**Stated exercise:** Word for word, quote all of the material, omitting the pictures.

**Data extract:**

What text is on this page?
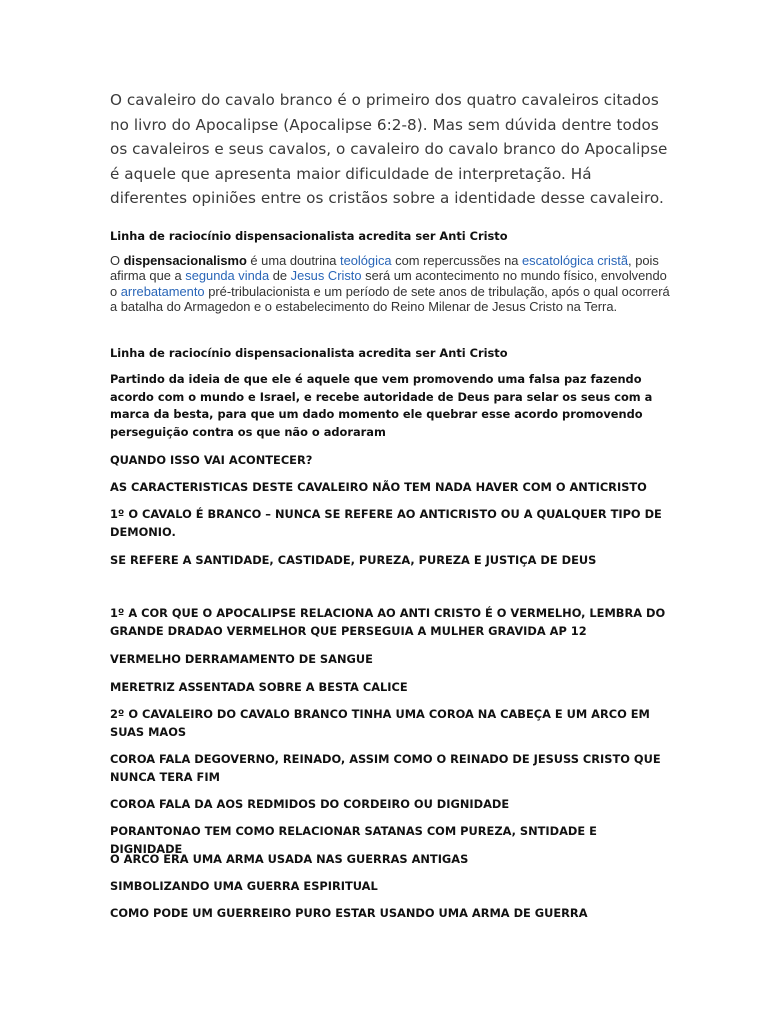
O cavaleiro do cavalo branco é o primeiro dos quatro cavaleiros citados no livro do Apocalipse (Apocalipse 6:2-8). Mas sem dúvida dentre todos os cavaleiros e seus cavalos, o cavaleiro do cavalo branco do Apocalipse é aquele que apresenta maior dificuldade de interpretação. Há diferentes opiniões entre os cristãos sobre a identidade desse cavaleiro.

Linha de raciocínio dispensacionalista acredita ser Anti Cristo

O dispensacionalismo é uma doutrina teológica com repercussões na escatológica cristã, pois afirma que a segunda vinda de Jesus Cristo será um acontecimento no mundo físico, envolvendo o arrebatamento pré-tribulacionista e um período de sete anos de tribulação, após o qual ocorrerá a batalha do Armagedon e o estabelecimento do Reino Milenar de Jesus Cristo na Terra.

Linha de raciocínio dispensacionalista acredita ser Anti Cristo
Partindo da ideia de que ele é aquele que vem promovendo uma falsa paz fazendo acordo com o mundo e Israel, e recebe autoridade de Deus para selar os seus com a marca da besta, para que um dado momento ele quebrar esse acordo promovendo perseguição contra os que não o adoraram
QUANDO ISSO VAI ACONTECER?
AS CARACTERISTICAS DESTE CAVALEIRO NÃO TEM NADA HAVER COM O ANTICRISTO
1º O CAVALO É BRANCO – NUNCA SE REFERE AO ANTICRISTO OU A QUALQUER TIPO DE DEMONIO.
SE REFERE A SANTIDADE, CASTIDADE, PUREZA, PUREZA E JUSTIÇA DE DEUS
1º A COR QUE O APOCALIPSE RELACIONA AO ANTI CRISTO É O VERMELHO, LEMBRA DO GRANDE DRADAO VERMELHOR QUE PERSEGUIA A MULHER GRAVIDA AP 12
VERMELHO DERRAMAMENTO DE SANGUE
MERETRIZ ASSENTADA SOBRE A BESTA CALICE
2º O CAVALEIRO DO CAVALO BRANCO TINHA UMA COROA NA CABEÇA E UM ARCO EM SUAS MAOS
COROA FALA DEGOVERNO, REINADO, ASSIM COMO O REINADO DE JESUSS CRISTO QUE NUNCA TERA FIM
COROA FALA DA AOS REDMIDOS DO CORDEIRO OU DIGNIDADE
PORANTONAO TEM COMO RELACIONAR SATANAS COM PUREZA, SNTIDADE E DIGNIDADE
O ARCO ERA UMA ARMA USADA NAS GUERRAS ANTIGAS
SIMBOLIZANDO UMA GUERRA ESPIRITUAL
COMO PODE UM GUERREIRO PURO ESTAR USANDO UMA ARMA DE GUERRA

**Correct response:**
What text is on this page?
O cavaleiro do cavalo branco é o primeiro dos quatro cavaleiros citados no livro do Apocalipse (Apocalipse 6:2-8). Mas sem dúvida dentre todos os cavaleiros e seus cavalos, o cavaleiro do cavalo branco do Apocalipse é aquele que apresenta maior dificuldade de interpretação. Há diferentes opiniões entre os cristãos sobre a identidade desse cavaleiro.

Linha de raciocínio dispensacionalista acredita ser Anti Cristo

O dispensacionalismo é uma doutrina teológica com repercussões na escatológica cristã, pois afirma que a segunda vinda de Jesus Cristo será um acontecimento no mundo físico, envolvendo o arrebatamento pré-tribulacionista e um período de sete anos de tribulação, após o qual ocorrerá a batalha do Armagedon e o estabelecimento do Reino Milenar de Jesus Cristo na Terra.

Linha de raciocínio dispensacionalista acredita ser Anti Cristo
Partindo da ideia de que ele é aquele que vem promovendo uma falsa paz fazendo acordo com o mundo e Israel, e recebe autoridade de Deus para selar os seus com a marca da besta, para que um dado momento ele quebrar esse acordo promovendo perseguição contra os que não o adoraram
QUANDO ISSO VAI ACONTECER?
AS CARACTERISTICAS DESTE CAVALEIRO NÃO TEM NADA HAVER COM O ANTICRISTO
1º O CAVALO É BRANCO – NUNCA SE REFERE AO ANTICRISTO OU A QUALQUER TIPO DE DEMONIO.
SE REFERE A SANTIDADE, CASTIDADE, PUREZA, PUREZA E JUSTIÇA DE DEUS
1º A COR QUE O APOCALIPSE RELACIONA AO ANTI CRISTO É O VERMELHO, LEMBRA DO GRANDE DRADAO VERMELHOR QUE PERSEGUIA A MULHER GRAVIDA AP 12
VERMELHO DERRAMAMENTO DE SANGUE
MERETRIZ ASSENTADA SOBRE A BESTA CALICE
2º O CAVALEIRO DO CAVALO BRANCO TINHA UMA COROA NA CABEÇA E UM ARCO EM SUAS MAOS
COROA FALA DEGOVERNO, REINADO, ASSIM COMO O REINADO DE JESUSS CRISTO QUE NUNCA TERA FIM
COROA FALA DA AOS REDMIDOS DO CORDEIRO OU DIGNIDADE
PORANTONAO TEM COMO RELACIONAR SATANAS COM PUREZA, SNTIDADE E DIGNIDADE
O ARCO ERA UMA ARMA USADA NAS GUERRAS ANTIGAS
SIMBOLIZANDO UMA GUERRA ESPIRITUAL
COMO PODE UM GUERREIRO PURO ESTAR USANDO UMA ARMA DE GUERRA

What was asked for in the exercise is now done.